* _The exercise_
Sift the listing for lines that hold the string "screenshot" and pull them out.

:::::

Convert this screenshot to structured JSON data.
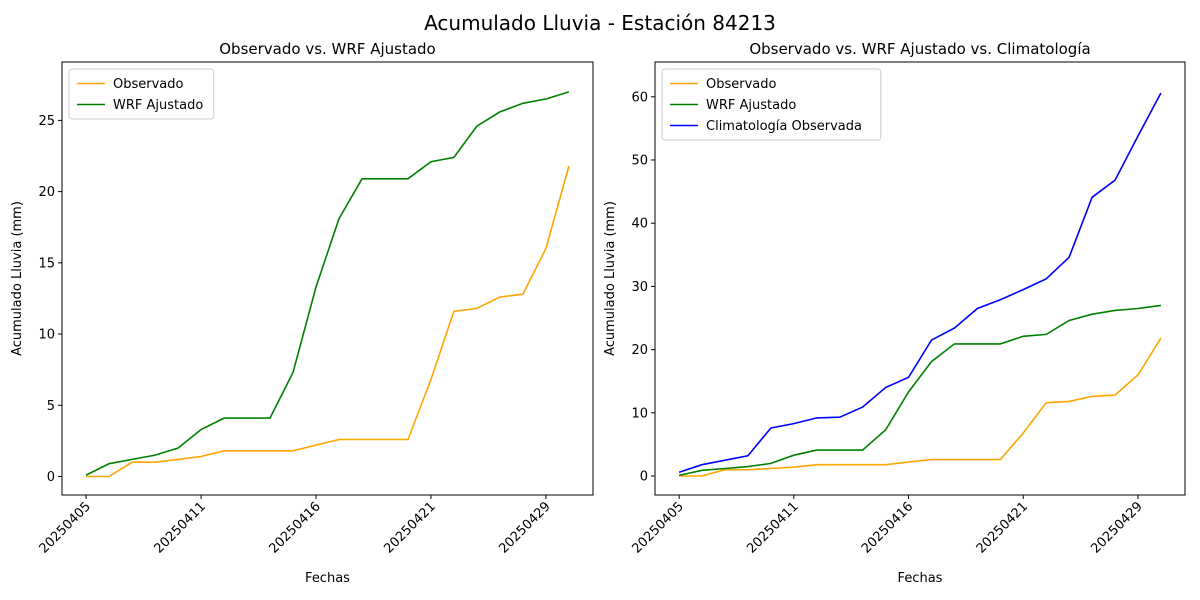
{
  "title": "Acumulado Lluvia - Estación 84213",
  "chart_data": [
    {
      "type": "line",
      "title": "Observado vs. WRF Ajustado",
      "xlabel": "Fechas",
      "ylabel": "Acumulado Lluvia (mm)",
      "categories": [
        "20250405",
        null,
        null,
        null,
        null,
        "20250411",
        null,
        null,
        null,
        null,
        "20250416",
        null,
        null,
        null,
        null,
        "20250421",
        null,
        null,
        null,
        null,
        "20250429",
        null
      ],
      "ylim": [
        -1.3,
        29.1
      ],
      "yticks": [
        0,
        5,
        10,
        15,
        20,
        25
      ],
      "legend": "upper left",
      "series": [
        {
          "name": "Observado",
          "color": "#ffa500",
          "values": [
            0,
            0,
            1.0,
            1.0,
            1.2,
            1.4,
            1.8,
            1.8,
            1.8,
            1.8,
            2.2,
            2.6,
            2.6,
            2.6,
            2.6,
            6.8,
            11.6,
            11.8,
            12.6,
            12.8,
            16.0,
            21.8
          ]
        },
        {
          "name": "WRF Ajustado",
          "color": "#008000",
          "values": [
            0.1,
            0.9,
            1.2,
            1.5,
            2.0,
            3.3,
            4.1,
            4.1,
            4.1,
            7.3,
            13.3,
            18.1,
            20.9,
            20.9,
            20.9,
            22.1,
            22.4,
            24.6,
            25.6,
            26.2,
            26.5,
            27.0
          ]
        }
      ]
    },
    {
      "type": "line",
      "title": "Observado vs. WRF Ajustado vs. Climatología",
      "xlabel": "Fechas",
      "ylabel": "Acumulado Lluvia (mm)",
      "categories": [
        "20250405",
        null,
        null,
        null,
        null,
        "20250411",
        null,
        null,
        null,
        null,
        "20250416",
        null,
        null,
        null,
        null,
        "20250421",
        null,
        null,
        null,
        null,
        "20250429",
        null
      ],
      "ylim": [
        -3.0,
        65.5
      ],
      "yticks": [
        0,
        10,
        20,
        30,
        40,
        50,
        60
      ],
      "legend": "upper left",
      "series": [
        {
          "name": "Observado",
          "color": "#ffa500",
          "values": [
            0,
            0,
            1.0,
            1.0,
            1.2,
            1.4,
            1.8,
            1.8,
            1.8,
            1.8,
            2.2,
            2.6,
            2.6,
            2.6,
            2.6,
            6.8,
            11.6,
            11.8,
            12.6,
            12.8,
            16.0,
            21.8
          ]
        },
        {
          "name": "WRF Ajustado",
          "color": "#008000",
          "values": [
            0.1,
            0.9,
            1.2,
            1.5,
            2.0,
            3.3,
            4.1,
            4.1,
            4.1,
            7.3,
            13.3,
            18.1,
            20.9,
            20.9,
            20.9,
            22.1,
            22.4,
            24.6,
            25.6,
            26.2,
            26.5,
            27.0
          ]
        },
        {
          "name": "Climatología Observada",
          "color": "#0000ff",
          "values": [
            0.6,
            1.8,
            2.5,
            3.2,
            7.6,
            8.3,
            9.2,
            9.3,
            10.9,
            14.0,
            15.6,
            21.5,
            23.4,
            26.5,
            27.9,
            29.5,
            31.2,
            34.6,
            44.1,
            46.8,
            53.8,
            60.6
          ]
        }
      ]
    }
  ]
}
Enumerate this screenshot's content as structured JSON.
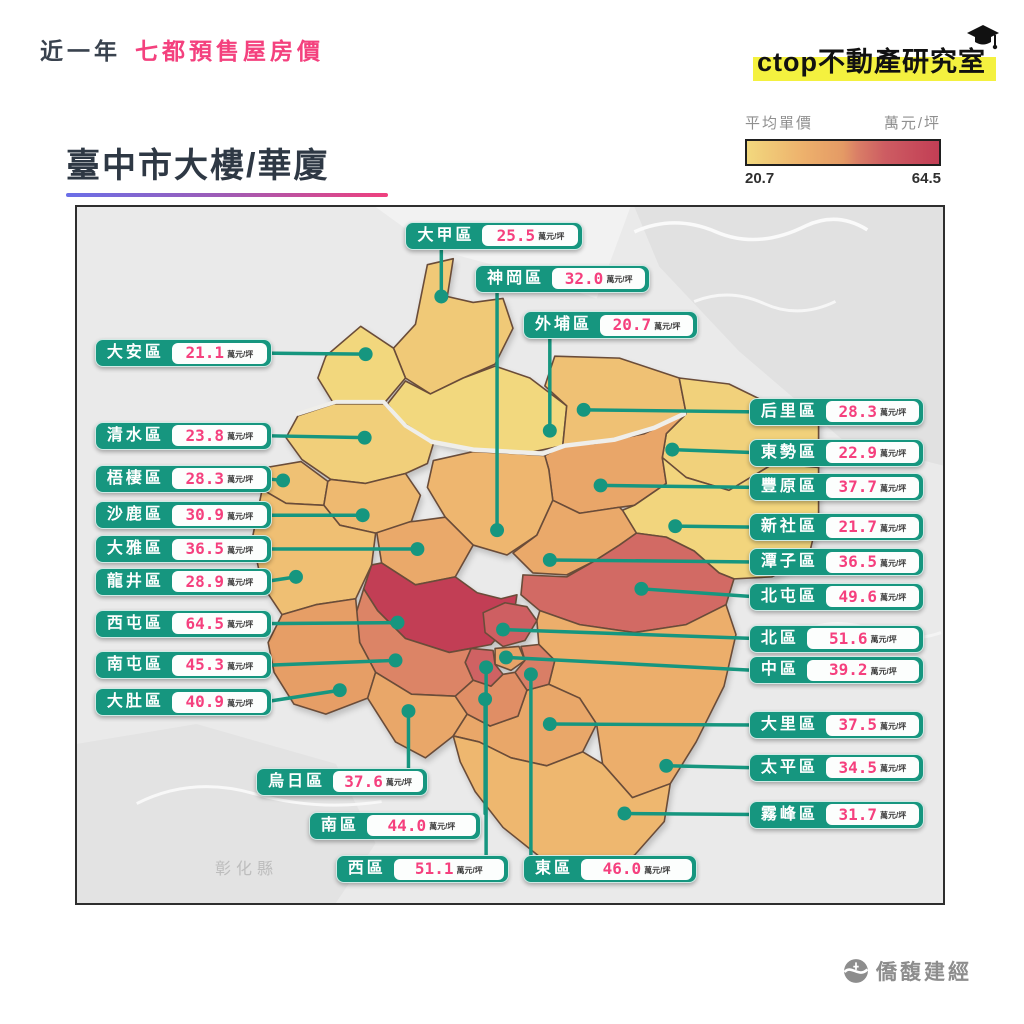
{
  "header": {
    "period": "近一年",
    "series_title": "七都預售屋房價",
    "lab_name": "ctop不動產研究室"
  },
  "title": {
    "city": "臺中市",
    "building_type": "大樓/華廈"
  },
  "legend": {
    "title": "平均單價",
    "unit": "萬元/坪",
    "min": "20.7",
    "max": "64.5",
    "ramp": [
      {
        "t": 0.0,
        "c": "#f2d87e"
      },
      {
        "t": 0.3,
        "c": "#edb06c"
      },
      {
        "t": 0.5,
        "c": "#e49a65"
      },
      {
        "t": 0.58,
        "c": "#d97d66"
      },
      {
        "t": 0.72,
        "c": "#cd5c62"
      },
      {
        "t": 1.0,
        "c": "#c23e55"
      }
    ]
  },
  "colors": {
    "teal": "#16967f",
    "pink": "#f5407e",
    "highlight_yellow": "#f4f13f"
  },
  "map": {
    "neighbor_county": "彰化縣"
  },
  "footer": {
    "brand": "僑馥建經"
  },
  "chart_data": {
    "type": "choropleth-map",
    "title": "臺中市大樓/華廈",
    "subtitle": "近一年 七都預售屋房價",
    "value_label": "平均單價",
    "unit": "萬元/坪",
    "min": 20.7,
    "max": 64.5,
    "districts": [
      {
        "name": "大甲區",
        "value": 25.5,
        "text": "25.5"
      },
      {
        "name": "神岡區",
        "value": 32.0,
        "text": "32.0"
      },
      {
        "name": "外埔區",
        "value": 20.7,
        "text": "20.7"
      },
      {
        "name": "大安區",
        "value": 21.1,
        "text": "21.1"
      },
      {
        "name": "清水區",
        "value": 23.8,
        "text": "23.8"
      },
      {
        "name": "梧棲區",
        "value": 28.3,
        "text": "28.3"
      },
      {
        "name": "沙鹿區",
        "value": 30.9,
        "text": "30.9"
      },
      {
        "name": "大雅區",
        "value": 36.5,
        "text": "36.5"
      },
      {
        "name": "龍井區",
        "value": 28.9,
        "text": "28.9"
      },
      {
        "name": "西屯區",
        "value": 64.5,
        "text": "64.5"
      },
      {
        "name": "南屯區",
        "value": 45.3,
        "text": "45.3"
      },
      {
        "name": "大肚區",
        "value": 40.9,
        "text": "40.9"
      },
      {
        "name": "烏日區",
        "value": 37.6,
        "text": "37.6"
      },
      {
        "name": "南區",
        "value": 44.0,
        "text": "44.0"
      },
      {
        "name": "西區",
        "value": 51.1,
        "text": "51.1"
      },
      {
        "name": "東區",
        "value": 46.0,
        "text": "46.0"
      },
      {
        "name": "后里區",
        "value": 28.3,
        "text": "28.3"
      },
      {
        "name": "東勢區",
        "value": 22.9,
        "text": "22.9"
      },
      {
        "name": "豐原區",
        "value": 37.7,
        "text": "37.7"
      },
      {
        "name": "新社區",
        "value": 21.7,
        "text": "21.7"
      },
      {
        "name": "潭子區",
        "value": 36.5,
        "text": "36.5"
      },
      {
        "name": "北屯區",
        "value": 49.6,
        "text": "49.6"
      },
      {
        "name": "北區",
        "value": 51.6,
        "text": "51.6"
      },
      {
        "name": "中區",
        "value": 39.2,
        "text": "39.2"
      },
      {
        "name": "大里區",
        "value": 37.5,
        "text": "37.5"
      },
      {
        "name": "太平區",
        "value": 34.5,
        "text": "34.5"
      },
      {
        "name": "霧峰區",
        "value": 31.7,
        "text": "31.7"
      }
    ]
  }
}
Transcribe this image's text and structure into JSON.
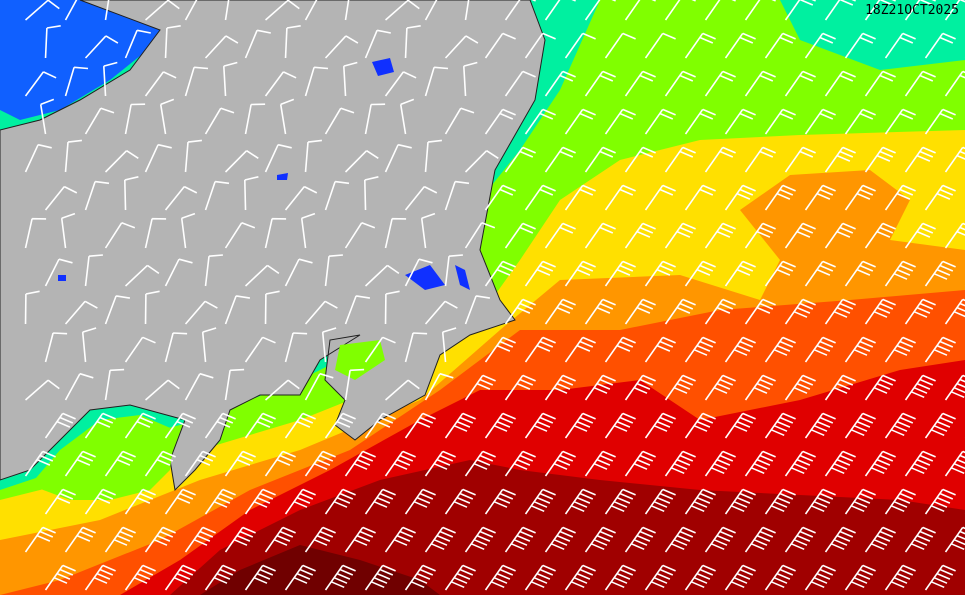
{
  "timestamp": "18Z21OCT2025",
  "colors": {
    "land": "#b4b4b4",
    "lake": "#1030ff",
    "barb": "#ffffff",
    "border": "#202020",
    "speed_levels": [
      "#1060ff",
      "#00f0a0",
      "#80ff00",
      "#ffe000",
      "#ff9600",
      "#ff5000",
      "#e00000",
      "#a00000",
      "#700000"
    ]
  }
}
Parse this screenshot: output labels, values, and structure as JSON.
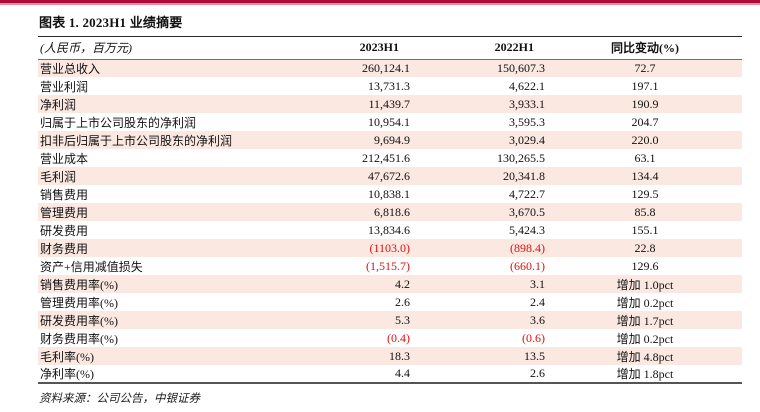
{
  "page": {
    "title": "图表 1. 2023H1 业绩摘要",
    "source_note": "资料来源：公司公告，中银证券"
  },
  "colors": {
    "accent_bar": "#b10a38",
    "accent_bar_underline": "#dd93a2",
    "row_stripe_pink": "#fbe8e1",
    "negative_red": "#e01010"
  },
  "table": {
    "headers": [
      "(人民币，百万元)",
      "2023H1",
      "2022H1",
      "同比变动(%)"
    ],
    "rows": [
      {
        "label": "营业总收入",
        "v2023": "260,124.1",
        "v2022": "150,607.3",
        "yoy": "72.7"
      },
      {
        "label": "营业利润",
        "v2023": "13,731.3",
        "v2022": "4,622.1",
        "yoy": "197.1"
      },
      {
        "label": "净利润",
        "v2023": "11,439.7",
        "v2022": "3,933.1",
        "yoy": "190.9"
      },
      {
        "label": "归属于上市公司股东的净利润",
        "v2023": "10,954.1",
        "v2022": "3,595.3",
        "yoy": "204.7"
      },
      {
        "label": "扣非后归属于上市公司股东的净利润",
        "v2023": "9,694.9",
        "v2022": "3,029.4",
        "yoy": "220.0"
      },
      {
        "label": "营业成本",
        "v2023": "212,451.6",
        "v2022": "130,265.5",
        "yoy": "63.1"
      },
      {
        "label": "毛利润",
        "v2023": "47,672.6",
        "v2022": "20,341.8",
        "yoy": "134.4"
      },
      {
        "label": "销售费用",
        "v2023": "10,838.1",
        "v2022": "4,722.7",
        "yoy": "129.5"
      },
      {
        "label": "管理费用",
        "v2023": "6,818.6",
        "v2022": "3,670.5",
        "yoy": "85.8"
      },
      {
        "label": "研发费用",
        "v2023": "13,834.6",
        "v2022": "5,424.3",
        "yoy": "155.1"
      },
      {
        "label": "财务费用",
        "v2023": "(1103.0)",
        "v2022": "(898.4)",
        "yoy": "22.8"
      },
      {
        "label": "资产+信用减值损失",
        "v2023": "(1,515.7)",
        "v2022": "(660.1)",
        "yoy": "129.6"
      },
      {
        "label": "销售费用率(%)",
        "v2023": "4.2",
        "v2022": "3.1",
        "yoy": "增加 1.0pct"
      },
      {
        "label": "管理费用率(%)",
        "v2023": "2.6",
        "v2022": "2.4",
        "yoy": "增加 0.2pct"
      },
      {
        "label": "研发费用率(%)",
        "v2023": "5.3",
        "v2022": "3.6",
        "yoy": "增加 1.7pct"
      },
      {
        "label": "财务费用率(%)",
        "v2023": "(0.4)",
        "v2022": "(0.6)",
        "yoy": "增加 0.2pct"
      },
      {
        "label": "毛利率(%)",
        "v2023": "18.3",
        "v2022": "13.5",
        "yoy": "增加 4.8pct"
      },
      {
        "label": "净利率(%)",
        "v2023": "4.4",
        "v2022": "2.6",
        "yoy": "增加 1.8pct"
      }
    ]
  }
}
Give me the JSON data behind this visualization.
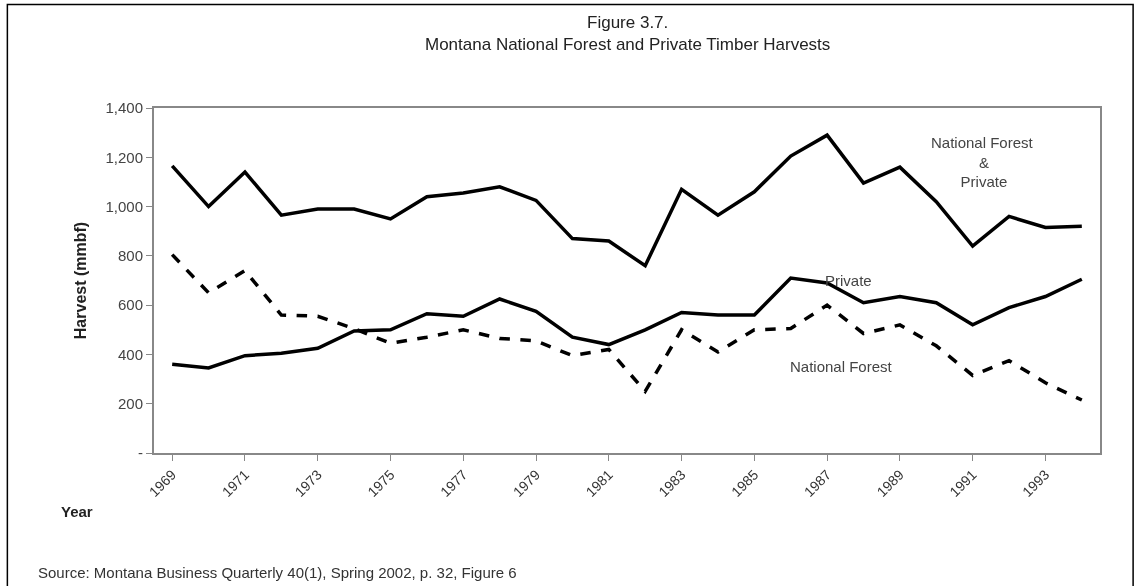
{
  "chart_data": {
    "type": "line",
    "title": "Figure 3.7.",
    "subtitle": "Montana National Forest and Private Timber Harvests",
    "xlabel": "Year",
    "ylabel": "Harvest (mmbf)",
    "categories": [
      "1969",
      null,
      "1971",
      null,
      "1973",
      null,
      "1975",
      null,
      "1977",
      null,
      "1979",
      null,
      "1981",
      null,
      "1983",
      null,
      "1985",
      null,
      "1987",
      null,
      "1989",
      null,
      "1991",
      null,
      "1993",
      null
    ],
    "series": [
      {
        "name": "National Forest & Private",
        "color": "#000000",
        "line_style": "solid",
        "values": [
          1165,
          1000,
          1140,
          965,
          990,
          990,
          950,
          1040,
          1055,
          1080,
          1025,
          870,
          860,
          760,
          1070,
          965,
          1060,
          1205,
          1290,
          1095,
          1160,
          1020,
          840,
          960,
          915,
          920
        ]
      },
      {
        "name": "Private",
        "color": "#000000",
        "line_style": "solid",
        "values": [
          360,
          345,
          395,
          405,
          425,
          495,
          500,
          565,
          555,
          625,
          575,
          470,
          440,
          500,
          570,
          560,
          560,
          710,
          690,
          610,
          635,
          610,
          520,
          590,
          635,
          705
        ]
      },
      {
        "name": "National Forest",
        "color": "#000000",
        "line_style": "dashed",
        "values": [
          805,
          650,
          740,
          560,
          555,
          505,
          445,
          470,
          500,
          465,
          455,
          395,
          420,
          250,
          500,
          410,
          500,
          505,
          600,
          485,
          520,
          435,
          315,
          375,
          285,
          215
        ]
      }
    ],
    "ylim": [
      0,
      1400
    ],
    "yticks": [
      {
        "value": 0,
        "label": "-"
      },
      200,
      400,
      600,
      800,
      {
        "value": 1000,
        "label": "1,000"
      },
      {
        "value": 1200,
        "label": "1,200"
      },
      {
        "value": 1400,
        "label": "1,400"
      }
    ],
    "legend": false,
    "marker": "none",
    "annotations": [
      "Source: Montana Business Quarterly 40(1), Spring 2002, p. 32, Figure 6"
    ]
  }
}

:::::

* _Reply to the task_
Convert this screenshot to structured JSON data.
Enumerate this screenshot's content as structured JSON.
Parse this screenshot: output labels, values, and structure as JSON.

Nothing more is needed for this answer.